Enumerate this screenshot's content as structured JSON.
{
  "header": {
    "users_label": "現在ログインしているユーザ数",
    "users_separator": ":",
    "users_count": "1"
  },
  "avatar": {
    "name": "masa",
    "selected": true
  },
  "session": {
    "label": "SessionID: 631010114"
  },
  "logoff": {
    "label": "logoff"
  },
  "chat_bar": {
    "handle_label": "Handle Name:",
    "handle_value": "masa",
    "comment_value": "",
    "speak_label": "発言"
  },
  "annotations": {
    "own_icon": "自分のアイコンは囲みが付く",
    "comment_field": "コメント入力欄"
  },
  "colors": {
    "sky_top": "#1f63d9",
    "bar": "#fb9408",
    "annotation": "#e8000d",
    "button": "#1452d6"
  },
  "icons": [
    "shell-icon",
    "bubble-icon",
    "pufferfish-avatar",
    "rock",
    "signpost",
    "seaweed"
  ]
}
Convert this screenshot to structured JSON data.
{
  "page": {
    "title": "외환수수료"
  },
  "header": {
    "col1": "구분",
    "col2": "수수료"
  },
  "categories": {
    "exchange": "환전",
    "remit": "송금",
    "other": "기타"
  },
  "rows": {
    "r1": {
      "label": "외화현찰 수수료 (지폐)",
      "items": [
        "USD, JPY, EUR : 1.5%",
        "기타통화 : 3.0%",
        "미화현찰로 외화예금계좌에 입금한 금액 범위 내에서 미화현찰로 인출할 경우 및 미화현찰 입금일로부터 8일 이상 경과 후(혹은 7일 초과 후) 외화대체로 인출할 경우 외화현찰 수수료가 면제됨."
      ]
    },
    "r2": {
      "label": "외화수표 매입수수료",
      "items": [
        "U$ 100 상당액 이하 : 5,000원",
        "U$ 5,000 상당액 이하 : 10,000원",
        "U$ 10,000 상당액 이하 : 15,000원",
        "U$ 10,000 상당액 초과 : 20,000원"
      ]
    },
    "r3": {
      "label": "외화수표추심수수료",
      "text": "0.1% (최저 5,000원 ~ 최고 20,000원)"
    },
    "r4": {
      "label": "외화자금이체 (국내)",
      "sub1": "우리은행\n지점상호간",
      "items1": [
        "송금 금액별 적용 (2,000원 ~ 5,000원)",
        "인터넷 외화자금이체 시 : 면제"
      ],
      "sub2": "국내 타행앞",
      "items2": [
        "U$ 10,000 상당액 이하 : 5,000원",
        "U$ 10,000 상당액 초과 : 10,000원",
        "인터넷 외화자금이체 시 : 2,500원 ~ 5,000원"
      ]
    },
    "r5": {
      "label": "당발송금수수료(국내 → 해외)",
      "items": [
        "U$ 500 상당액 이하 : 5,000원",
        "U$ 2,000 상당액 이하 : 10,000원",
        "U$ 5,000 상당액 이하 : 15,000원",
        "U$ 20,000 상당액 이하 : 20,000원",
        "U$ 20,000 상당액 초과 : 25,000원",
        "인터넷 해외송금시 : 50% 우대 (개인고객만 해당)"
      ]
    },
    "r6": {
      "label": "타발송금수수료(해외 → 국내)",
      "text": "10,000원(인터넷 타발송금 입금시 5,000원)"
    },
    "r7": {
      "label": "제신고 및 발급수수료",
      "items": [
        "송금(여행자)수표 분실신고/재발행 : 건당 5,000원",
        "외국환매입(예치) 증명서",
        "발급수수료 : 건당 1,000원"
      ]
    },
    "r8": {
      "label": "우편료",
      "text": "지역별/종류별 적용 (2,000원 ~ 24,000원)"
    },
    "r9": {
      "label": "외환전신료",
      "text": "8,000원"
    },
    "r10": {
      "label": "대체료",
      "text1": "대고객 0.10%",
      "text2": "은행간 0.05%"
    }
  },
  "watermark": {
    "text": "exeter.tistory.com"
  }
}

|---|

INSTRUCTION:
Everything from the line containing "Convert this screenshot" through the last line of the records must be given again exactly; leave out all other lines.

RESULT FOR THIS EXERCISE:
Convert this screenshot to structured JSON data.
{
  "page": {
    "title": "외환수수료"
  },
  "header": {
    "col1": "구분",
    "col2": "수수료"
  },
  "categories": {
    "exchange": "환전",
    "remit": "송금",
    "other": "기타"
  },
  "rows": {
    "r1": {
      "label": "외화현찰 수수료 (지폐)",
      "items": [
        "USD, JPY, EUR : 1.5%",
        "기타통화 : 3.0%",
        "미화현찰로 외화예금계좌에 입금한 금액 범위 내에서 미화현찰로 인출할 경우 및 미화현찰 입금일로부터 8일 이상 경과 후(혹은 7일 초과 후) 외화대체로 인출할 경우 외화현찰 수수료가 면제됨."
      ]
    },
    "r2": {
      "label": "외화수표 매입수수료",
      "items": [
        "U$ 100 상당액 이하 : 5,000원",
        "U$ 5,000 상당액 이하 : 10,000원",
        "U$ 10,000 상당액 이하 : 15,000원",
        "U$ 10,000 상당액 초과 : 20,000원"
      ]
    },
    "r3": {
      "label": "외화수표추심수수료",
      "text": "0.1% (최저 5,000원 ~ 최고 20,000원)"
    },
    "r4": {
      "label": "외화자금이체 (국내)",
      "sub1": "우리은행\n지점상호간",
      "items1": [
        "송금 금액별 적용 (2,000원 ~ 5,000원)",
        "인터넷 외화자금이체 시 : 면제"
      ],
      "sub2": "국내 타행앞",
      "items2": [
        "U$ 10,000 상당액 이하 : 5,000원",
        "U$ 10,000 상당액 초과 : 10,000원",
        "인터넷 외화자금이체 시 : 2,500원 ~ 5,000원"
      ]
    },
    "r5": {
      "label": "당발송금수수료(국내 → 해외)",
      "items": [
        "U$ 500 상당액 이하 : 5,000원",
        "U$ 2,000 상당액 이하 : 10,000원",
        "U$ 5,000 상당액 이하 : 15,000원",
        "U$ 20,000 상당액 이하 : 20,000원",
        "U$ 20,000 상당액 초과 : 25,000원",
        "인터넷 해외송금시 : 50% 우대 (개인고객만 해당)"
      ]
    },
    "r6": {
      "label": "타발송금수수료(해외 → 국내)",
      "text": "10,000원(인터넷 타발송금 입금시 5,000원)"
    },
    "r7": {
      "label": "제신고 및 발급수수료",
      "items": [
        "송금(여행자)수표 분실신고/재발행 : 건당 5,000원",
        "외국환매입(예치) 증명서",
        "발급수수료 : 건당 1,000원"
      ]
    },
    "r8": {
      "label": "우편료",
      "text": "지역별/종류별 적용 (2,000원 ~ 24,000원)"
    },
    "r9": {
      "label": "외환전신료",
      "text": "8,000원"
    },
    "r10": {
      "label": "대체료",
      "text1": "대고객 0.10%",
      "text2": "은행간 0.05%"
    }
  },
  "watermark": {
    "text": "exeter.tistory.com"
  }
}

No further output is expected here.